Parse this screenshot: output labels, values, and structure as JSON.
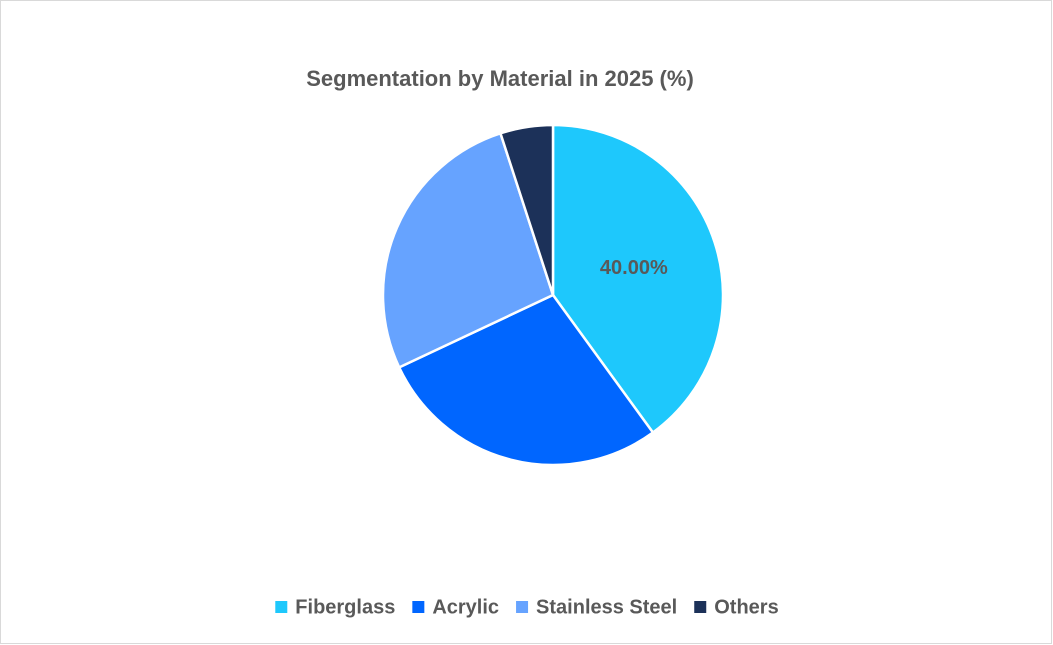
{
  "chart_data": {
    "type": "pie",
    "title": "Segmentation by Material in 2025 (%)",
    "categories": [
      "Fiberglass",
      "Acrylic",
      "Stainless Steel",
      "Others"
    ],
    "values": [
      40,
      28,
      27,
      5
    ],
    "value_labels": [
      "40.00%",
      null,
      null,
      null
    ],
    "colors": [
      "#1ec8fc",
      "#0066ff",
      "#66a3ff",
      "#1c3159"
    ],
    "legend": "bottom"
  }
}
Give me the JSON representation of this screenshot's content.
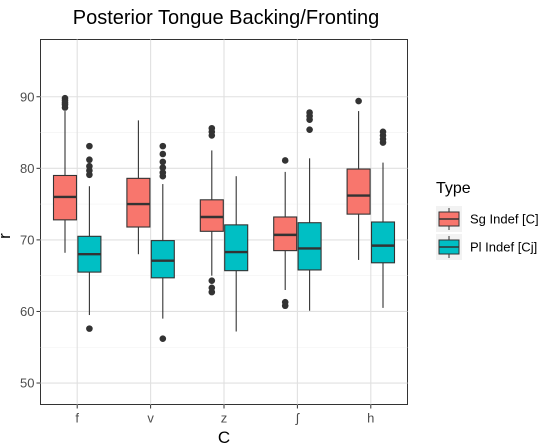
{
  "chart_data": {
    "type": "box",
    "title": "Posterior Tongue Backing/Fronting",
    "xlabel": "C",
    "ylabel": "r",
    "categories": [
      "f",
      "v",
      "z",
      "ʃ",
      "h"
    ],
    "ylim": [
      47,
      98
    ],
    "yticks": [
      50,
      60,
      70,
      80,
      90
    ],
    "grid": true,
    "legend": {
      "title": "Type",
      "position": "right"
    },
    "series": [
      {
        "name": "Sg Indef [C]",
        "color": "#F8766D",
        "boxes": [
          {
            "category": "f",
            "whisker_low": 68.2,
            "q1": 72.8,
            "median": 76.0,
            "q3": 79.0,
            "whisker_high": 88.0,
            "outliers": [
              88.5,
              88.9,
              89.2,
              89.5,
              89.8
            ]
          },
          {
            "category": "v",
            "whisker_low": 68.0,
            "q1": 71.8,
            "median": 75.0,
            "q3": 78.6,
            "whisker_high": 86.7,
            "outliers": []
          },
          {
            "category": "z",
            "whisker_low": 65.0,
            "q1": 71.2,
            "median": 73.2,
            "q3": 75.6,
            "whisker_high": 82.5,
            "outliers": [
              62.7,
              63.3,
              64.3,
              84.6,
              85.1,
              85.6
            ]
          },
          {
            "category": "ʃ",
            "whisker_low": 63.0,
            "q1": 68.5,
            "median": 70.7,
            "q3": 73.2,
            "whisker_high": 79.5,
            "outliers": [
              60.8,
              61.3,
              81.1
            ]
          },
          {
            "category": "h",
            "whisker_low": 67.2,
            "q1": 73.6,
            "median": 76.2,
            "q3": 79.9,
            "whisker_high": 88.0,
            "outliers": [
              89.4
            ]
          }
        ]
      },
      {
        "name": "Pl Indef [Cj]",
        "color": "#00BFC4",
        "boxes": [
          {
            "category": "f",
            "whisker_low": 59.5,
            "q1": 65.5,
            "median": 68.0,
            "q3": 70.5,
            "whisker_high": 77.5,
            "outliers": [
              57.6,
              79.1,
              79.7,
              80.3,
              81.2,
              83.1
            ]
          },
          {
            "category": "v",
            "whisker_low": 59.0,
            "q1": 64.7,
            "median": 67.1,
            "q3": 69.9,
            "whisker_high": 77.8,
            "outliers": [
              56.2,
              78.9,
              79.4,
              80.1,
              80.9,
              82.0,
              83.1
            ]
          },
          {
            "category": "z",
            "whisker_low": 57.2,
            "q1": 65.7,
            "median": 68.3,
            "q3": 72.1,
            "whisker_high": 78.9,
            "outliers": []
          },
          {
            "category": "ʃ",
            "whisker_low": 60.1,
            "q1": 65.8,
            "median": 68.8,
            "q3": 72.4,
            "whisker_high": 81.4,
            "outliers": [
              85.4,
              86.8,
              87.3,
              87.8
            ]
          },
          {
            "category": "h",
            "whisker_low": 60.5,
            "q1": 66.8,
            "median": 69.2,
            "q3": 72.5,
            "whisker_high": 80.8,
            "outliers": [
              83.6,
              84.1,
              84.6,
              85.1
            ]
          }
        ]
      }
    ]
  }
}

====================

[Short task]
Identify lines with the string "JSON". Copy each one.

[Answer to this exercise]
Parse this screenshot: output labels, values, and structure as JSON.
Give me the JSON representation of this screenshot's content.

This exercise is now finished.